Go through the records line by line and work out how many lines hold the word "Stochastic". Answer with the number only.
─── Dataset content ───
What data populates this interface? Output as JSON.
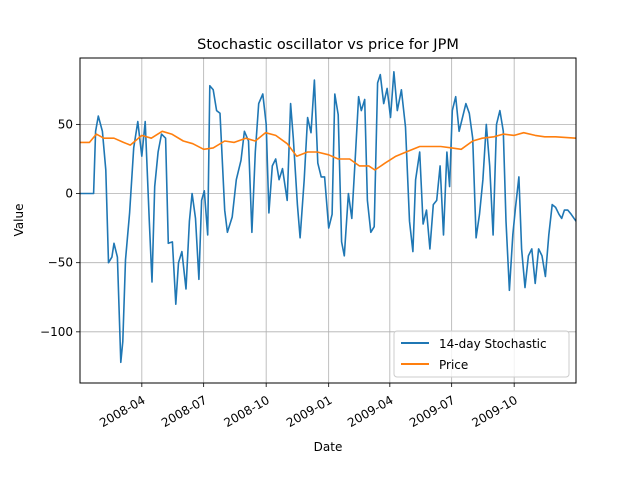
{
  "chart_data": {
    "type": "line",
    "title": "Stochastic oscillator vs price for JPM",
    "xlabel": "Date",
    "ylabel": "Value",
    "xlim": [
      "2008-01-01",
      "2009-12-31"
    ],
    "ylim": [
      -137,
      98
    ],
    "grid": true,
    "legend": "lower right",
    "x_ticks": [
      "2008-04",
      "2008-07",
      "2008-10",
      "2009-01",
      "2009-04",
      "2009-07",
      "2009-10"
    ],
    "y_ticks": [
      -100,
      -50,
      0,
      50
    ],
    "series": [
      {
        "name": "14-day Stochastic",
        "color": "#1f77b4",
        "points": [
          [
            "2008-01-01",
            0
          ],
          [
            "2008-01-21",
            0
          ],
          [
            "2008-01-24",
            45
          ],
          [
            "2008-01-28",
            56
          ],
          [
            "2008-02-03",
            45
          ],
          [
            "2008-02-08",
            17
          ],
          [
            "2008-02-12",
            -50
          ],
          [
            "2008-02-17",
            -46
          ],
          [
            "2008-02-20",
            -36
          ],
          [
            "2008-02-25",
            -46
          ],
          [
            "2008-03-01",
            -122
          ],
          [
            "2008-03-04",
            -107
          ],
          [
            "2008-03-08",
            -48
          ],
          [
            "2008-03-14",
            -14
          ],
          [
            "2008-03-20",
            33
          ],
          [
            "2008-03-26",
            52
          ],
          [
            "2008-04-01",
            27
          ],
          [
            "2008-04-06",
            52
          ],
          [
            "2008-04-12",
            -20
          ],
          [
            "2008-04-16",
            -64
          ],
          [
            "2008-04-20",
            5
          ],
          [
            "2008-04-25",
            30
          ],
          [
            "2008-04-30",
            43
          ],
          [
            "2008-05-06",
            40
          ],
          [
            "2008-05-10",
            -36
          ],
          [
            "2008-05-16",
            -35
          ],
          [
            "2008-05-21",
            -80
          ],
          [
            "2008-05-25",
            -50
          ],
          [
            "2008-05-30",
            -42
          ],
          [
            "2008-06-05",
            -69
          ],
          [
            "2008-06-10",
            -20
          ],
          [
            "2008-06-14",
            0
          ],
          [
            "2008-06-19",
            -18
          ],
          [
            "2008-06-24",
            -62
          ],
          [
            "2008-06-28",
            -5
          ],
          [
            "2008-07-02",
            2
          ],
          [
            "2008-07-07",
            -30
          ],
          [
            "2008-07-10",
            78
          ],
          [
            "2008-07-15",
            75
          ],
          [
            "2008-07-20",
            60
          ],
          [
            "2008-07-25",
            58
          ],
          [
            "2008-08-01",
            -12
          ],
          [
            "2008-08-05",
            -28
          ],
          [
            "2008-08-12",
            -17
          ],
          [
            "2008-08-18",
            10
          ],
          [
            "2008-08-25",
            24
          ],
          [
            "2008-08-30",
            45
          ],
          [
            "2008-09-05",
            38
          ],
          [
            "2008-09-10",
            -28
          ],
          [
            "2008-09-15",
            30
          ],
          [
            "2008-09-20",
            65
          ],
          [
            "2008-09-26",
            72
          ],
          [
            "2008-10-01",
            50
          ],
          [
            "2008-10-05",
            -14
          ],
          [
            "2008-10-10",
            20
          ],
          [
            "2008-10-15",
            25
          ],
          [
            "2008-10-20",
            10
          ],
          [
            "2008-10-25",
            18
          ],
          [
            "2008-11-01",
            -5
          ],
          [
            "2008-11-06",
            65
          ],
          [
            "2008-11-10",
            40
          ],
          [
            "2008-11-16",
            -8
          ],
          [
            "2008-11-20",
            -32
          ],
          [
            "2008-11-26",
            10
          ],
          [
            "2008-12-01",
            55
          ],
          [
            "2008-12-06",
            44
          ],
          [
            "2008-12-11",
            82
          ],
          [
            "2008-12-16",
            22
          ],
          [
            "2008-12-21",
            12
          ],
          [
            "2008-12-26",
            12
          ],
          [
            "2009-01-01",
            -25
          ],
          [
            "2009-01-06",
            -15
          ],
          [
            "2009-01-10",
            72
          ],
          [
            "2009-01-15",
            57
          ],
          [
            "2009-01-20",
            -35
          ],
          [
            "2009-01-24",
            -45
          ],
          [
            "2009-01-30",
            0
          ],
          [
            "2009-02-04",
            -18
          ],
          [
            "2009-02-09",
            25
          ],
          [
            "2009-02-14",
            70
          ],
          [
            "2009-02-18",
            60
          ],
          [
            "2009-02-23",
            68
          ],
          [
            "2009-02-27",
            -5
          ],
          [
            "2009-03-04",
            -28
          ],
          [
            "2009-03-09",
            -24
          ],
          [
            "2009-03-14",
            80
          ],
          [
            "2009-03-18",
            86
          ],
          [
            "2009-03-23",
            65
          ],
          [
            "2009-03-28",
            76
          ],
          [
            "2009-04-02",
            55
          ],
          [
            "2009-04-07",
            88
          ],
          [
            "2009-04-12",
            60
          ],
          [
            "2009-04-18",
            75
          ],
          [
            "2009-04-24",
            48
          ],
          [
            "2009-04-30",
            -20
          ],
          [
            "2009-05-05",
            -42
          ],
          [
            "2009-05-09",
            10
          ],
          [
            "2009-05-15",
            30
          ],
          [
            "2009-05-20",
            -22
          ],
          [
            "2009-05-25",
            -12
          ],
          [
            "2009-05-30",
            -40
          ],
          [
            "2009-06-04",
            -8
          ],
          [
            "2009-06-09",
            -5
          ],
          [
            "2009-06-14",
            20
          ],
          [
            "2009-06-19",
            -30
          ],
          [
            "2009-06-24",
            30
          ],
          [
            "2009-06-28",
            5
          ],
          [
            "2009-07-02",
            60
          ],
          [
            "2009-07-07",
            70
          ],
          [
            "2009-07-12",
            45
          ],
          [
            "2009-07-17",
            55
          ],
          [
            "2009-07-22",
            65
          ],
          [
            "2009-07-27",
            58
          ],
          [
            "2009-08-01",
            40
          ],
          [
            "2009-08-06",
            -32
          ],
          [
            "2009-08-11",
            -15
          ],
          [
            "2009-08-16",
            10
          ],
          [
            "2009-08-21",
            50
          ],
          [
            "2009-08-26",
            20
          ],
          [
            "2009-08-31",
            -30
          ],
          [
            "2009-09-05",
            50
          ],
          [
            "2009-09-10",
            60
          ],
          [
            "2009-09-15",
            45
          ],
          [
            "2009-09-19",
            -20
          ],
          [
            "2009-09-24",
            -70
          ],
          [
            "2009-09-29",
            -30
          ],
          [
            "2009-10-03",
            -10
          ],
          [
            "2009-10-08",
            12
          ],
          [
            "2009-10-12",
            -40
          ],
          [
            "2009-10-17",
            -68
          ],
          [
            "2009-10-22",
            -45
          ],
          [
            "2009-10-27",
            -40
          ],
          [
            "2009-11-01",
            -65
          ],
          [
            "2009-11-06",
            -40
          ],
          [
            "2009-11-11",
            -45
          ],
          [
            "2009-11-16",
            -60
          ],
          [
            "2009-11-21",
            -30
          ],
          [
            "2009-11-26",
            -8
          ],
          [
            "2009-12-01",
            -10
          ],
          [
            "2009-12-06",
            -15
          ],
          [
            "2009-12-10",
            -18
          ],
          [
            "2009-12-14",
            -12
          ],
          [
            "2009-12-19",
            -12
          ],
          [
            "2009-12-24",
            -15
          ],
          [
            "2009-12-31",
            -20
          ]
        ]
      },
      {
        "name": "Price",
        "color": "#ff7f0e",
        "points": [
          [
            "2008-01-01",
            37
          ],
          [
            "2008-01-15",
            37
          ],
          [
            "2008-01-25",
            43
          ],
          [
            "2008-02-05",
            40
          ],
          [
            "2008-02-20",
            40
          ],
          [
            "2008-03-05",
            37
          ],
          [
            "2008-03-15",
            35
          ],
          [
            "2008-04-01",
            42
          ],
          [
            "2008-04-15",
            40
          ],
          [
            "2008-05-01",
            45
          ],
          [
            "2008-05-15",
            43
          ],
          [
            "2008-06-01",
            38
          ],
          [
            "2008-06-15",
            36
          ],
          [
            "2008-07-01",
            32
          ],
          [
            "2008-07-15",
            33
          ],
          [
            "2008-08-01",
            38
          ],
          [
            "2008-08-15",
            37
          ],
          [
            "2008-09-01",
            40
          ],
          [
            "2008-09-15",
            38
          ],
          [
            "2008-09-30",
            44
          ],
          [
            "2008-10-15",
            42
          ],
          [
            "2008-11-01",
            36
          ],
          [
            "2008-11-15",
            27
          ],
          [
            "2008-12-01",
            30
          ],
          [
            "2008-12-15",
            30
          ],
          [
            "2009-01-01",
            28
          ],
          [
            "2009-01-15",
            25
          ],
          [
            "2009-02-01",
            25
          ],
          [
            "2009-02-15",
            20
          ],
          [
            "2009-03-01",
            20
          ],
          [
            "2009-03-10",
            17
          ],
          [
            "2009-03-25",
            22
          ],
          [
            "2009-04-10",
            27
          ],
          [
            "2009-04-25",
            30
          ],
          [
            "2009-05-15",
            34
          ],
          [
            "2009-06-01",
            34
          ],
          [
            "2009-06-15",
            34
          ],
          [
            "2009-07-01",
            33
          ],
          [
            "2009-07-15",
            32
          ],
          [
            "2009-08-01",
            38
          ],
          [
            "2009-08-15",
            40
          ],
          [
            "2009-09-01",
            41
          ],
          [
            "2009-09-15",
            43
          ],
          [
            "2009-10-01",
            42
          ],
          [
            "2009-10-15",
            44
          ],
          [
            "2009-11-01",
            42
          ],
          [
            "2009-11-15",
            41
          ],
          [
            "2009-12-01",
            41
          ],
          [
            "2009-12-31",
            40
          ]
        ]
      }
    ]
  }
}
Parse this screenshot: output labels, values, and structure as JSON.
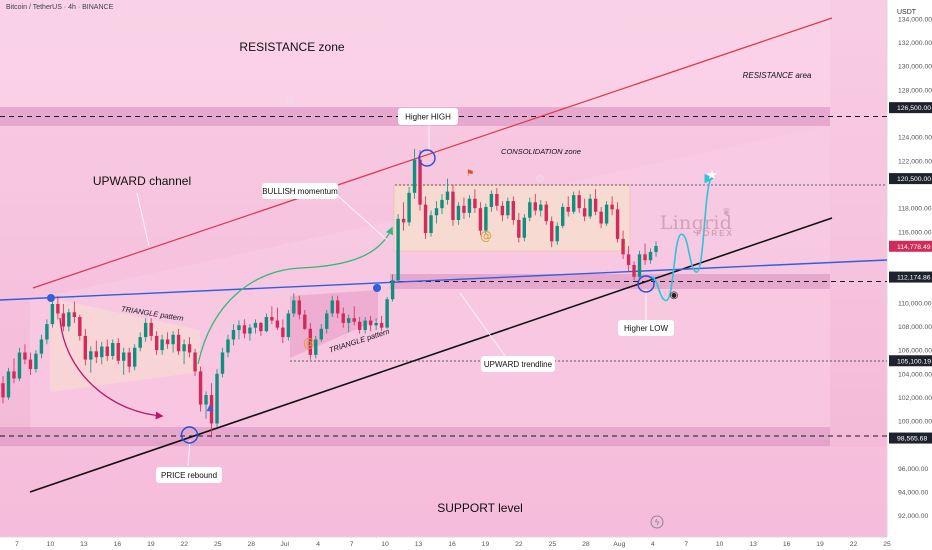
───
## The answer:
2